Goal |
Every entry that follows should be reproduced exactly.

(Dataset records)
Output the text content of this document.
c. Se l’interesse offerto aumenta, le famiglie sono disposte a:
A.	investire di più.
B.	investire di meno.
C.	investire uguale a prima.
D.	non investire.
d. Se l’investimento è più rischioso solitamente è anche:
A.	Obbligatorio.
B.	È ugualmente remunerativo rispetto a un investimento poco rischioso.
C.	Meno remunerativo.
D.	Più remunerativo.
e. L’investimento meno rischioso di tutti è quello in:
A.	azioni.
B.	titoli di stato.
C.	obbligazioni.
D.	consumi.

Reply |
Output the text content of this document.
c. Se l’interesse offerto aumenta, le famiglie sono disposte a:
A.	investire di più.
B.	investire di meno.
C.	investire uguale a prima.
D.	non investire.
d. Se l’investimento è più rischioso solitamente è anche:
A.	Obbligatorio.
B.	È ugualmente remunerativo rispetto a un investimento poco rischioso.
C.	Meno remunerativo.
D.	Più remunerativo.
e. L’investimento meno rischioso di tutti è quello in:
A.	azioni.
B.	titoli di stato.
C.	obbligazioni.
D.	consumi.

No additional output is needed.